> [Extracted entries]
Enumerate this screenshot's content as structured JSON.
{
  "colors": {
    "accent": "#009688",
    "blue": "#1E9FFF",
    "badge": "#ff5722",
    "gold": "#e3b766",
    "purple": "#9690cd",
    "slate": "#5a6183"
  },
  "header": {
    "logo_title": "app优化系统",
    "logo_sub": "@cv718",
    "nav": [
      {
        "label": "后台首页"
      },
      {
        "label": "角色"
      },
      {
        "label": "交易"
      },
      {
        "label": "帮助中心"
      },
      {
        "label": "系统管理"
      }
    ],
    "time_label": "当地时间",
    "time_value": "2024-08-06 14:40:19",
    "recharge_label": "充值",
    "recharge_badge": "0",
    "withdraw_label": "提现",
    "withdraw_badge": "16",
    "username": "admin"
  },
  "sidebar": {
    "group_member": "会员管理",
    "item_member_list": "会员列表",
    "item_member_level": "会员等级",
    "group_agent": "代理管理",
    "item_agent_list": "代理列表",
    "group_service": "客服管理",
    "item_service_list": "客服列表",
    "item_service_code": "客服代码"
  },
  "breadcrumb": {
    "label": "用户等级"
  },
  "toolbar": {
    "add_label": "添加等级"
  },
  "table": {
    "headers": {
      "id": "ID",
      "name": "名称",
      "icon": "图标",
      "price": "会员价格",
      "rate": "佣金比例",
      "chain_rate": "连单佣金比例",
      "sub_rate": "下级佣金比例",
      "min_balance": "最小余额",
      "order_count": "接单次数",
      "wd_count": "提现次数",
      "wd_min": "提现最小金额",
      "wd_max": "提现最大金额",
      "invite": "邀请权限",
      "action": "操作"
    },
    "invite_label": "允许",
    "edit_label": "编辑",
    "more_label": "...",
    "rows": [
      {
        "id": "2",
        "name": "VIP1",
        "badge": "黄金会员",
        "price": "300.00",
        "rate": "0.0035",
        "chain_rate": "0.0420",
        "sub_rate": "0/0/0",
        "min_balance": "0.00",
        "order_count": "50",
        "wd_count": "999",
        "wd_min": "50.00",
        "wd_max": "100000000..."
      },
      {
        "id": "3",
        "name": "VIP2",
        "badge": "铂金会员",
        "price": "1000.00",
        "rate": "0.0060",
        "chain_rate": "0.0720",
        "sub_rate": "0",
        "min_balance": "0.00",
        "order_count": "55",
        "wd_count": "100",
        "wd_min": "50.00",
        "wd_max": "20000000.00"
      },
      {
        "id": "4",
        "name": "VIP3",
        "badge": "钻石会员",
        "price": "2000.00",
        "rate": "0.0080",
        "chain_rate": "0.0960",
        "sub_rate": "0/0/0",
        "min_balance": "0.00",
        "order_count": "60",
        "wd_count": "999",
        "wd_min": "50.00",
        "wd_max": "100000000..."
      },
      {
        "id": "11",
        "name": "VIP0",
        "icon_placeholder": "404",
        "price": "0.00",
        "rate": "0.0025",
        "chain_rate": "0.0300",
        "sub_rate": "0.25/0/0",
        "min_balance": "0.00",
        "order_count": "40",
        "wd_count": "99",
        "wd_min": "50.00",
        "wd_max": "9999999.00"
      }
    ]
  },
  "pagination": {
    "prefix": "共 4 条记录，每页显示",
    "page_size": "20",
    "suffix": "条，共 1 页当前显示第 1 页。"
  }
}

> [What you need to do] Please output the entries above, every line exactly as it reads.

> [Full output]
Enumerate this screenshot's content as structured JSON.
{
  "colors": {
    "accent": "#009688",
    "blue": "#1E9FFF",
    "badge": "#ff5722",
    "gold": "#e3b766",
    "purple": "#9690cd",
    "slate": "#5a6183"
  },
  "header": {
    "logo_title": "app优化系统",
    "logo_sub": "@cv718",
    "nav": [
      {
        "label": "后台首页"
      },
      {
        "label": "角色"
      },
      {
        "label": "交易"
      },
      {
        "label": "帮助中心"
      },
      {
        "label": "系统管理"
      }
    ],
    "time_label": "当地时间",
    "time_value": "2024-08-06 14:40:19",
    "recharge_label": "充值",
    "recharge_badge": "0",
    "withdraw_label": "提现",
    "withdraw_badge": "16",
    "username": "admin"
  },
  "sidebar": {
    "group_member": "会员管理",
    "item_member_list": "会员列表",
    "item_member_level": "会员等级",
    "group_agent": "代理管理",
    "item_agent_list": "代理列表",
    "group_service": "客服管理",
    "item_service_list": "客服列表",
    "item_service_code": "客服代码"
  },
  "breadcrumb": {
    "label": "用户等级"
  },
  "toolbar": {
    "add_label": "添加等级"
  },
  "table": {
    "headers": {
      "id": "ID",
      "name": "名称",
      "icon": "图标",
      "price": "会员价格",
      "rate": "佣金比例",
      "chain_rate": "连单佣金比例",
      "sub_rate": "下级佣金比例",
      "min_balance": "最小余额",
      "order_count": "接单次数",
      "wd_count": "提现次数",
      "wd_min": "提现最小金额",
      "wd_max": "提现最大金额",
      "invite": "邀请权限",
      "action": "操作"
    },
    "invite_label": "允许",
    "edit_label": "编辑",
    "more_label": "...",
    "rows": [
      {
        "id": "2",
        "name": "VIP1",
        "badge": "黄金会员",
        "price": "300.00",
        "rate": "0.0035",
        "chain_rate": "0.0420",
        "sub_rate": "0/0/0",
        "min_balance": "0.00",
        "order_count": "50",
        "wd_count": "999",
        "wd_min": "50.00",
        "wd_max": "100000000..."
      },
      {
        "id": "3",
        "name": "VIP2",
        "badge": "铂金会员",
        "price": "1000.00",
        "rate": "0.0060",
        "chain_rate": "0.0720",
        "sub_rate": "0",
        "min_balance": "0.00",
        "order_count": "55",
        "wd_count": "100",
        "wd_min": "50.00",
        "wd_max": "20000000.00"
      },
      {
        "id": "4",
        "name": "VIP3",
        "badge": "钻石会员",
        "price": "2000.00",
        "rate": "0.0080",
        "chain_rate": "0.0960",
        "sub_rate": "0/0/0",
        "min_balance": "0.00",
        "order_count": "60",
        "wd_count": "999",
        "wd_min": "50.00",
        "wd_max": "100000000..."
      },
      {
        "id": "11",
        "name": "VIP0",
        "icon_placeholder": "404",
        "price": "0.00",
        "rate": "0.0025",
        "chain_rate": "0.0300",
        "sub_rate": "0.25/0/0",
        "min_balance": "0.00",
        "order_count": "40",
        "wd_count": "99",
        "wd_min": "50.00",
        "wd_max": "9999999.00"
      }
    ]
  },
  "pagination": {
    "prefix": "共 4 条记录，每页显示",
    "page_size": "20",
    "suffix": "条，共 1 页当前显示第 1 页。"
  }
}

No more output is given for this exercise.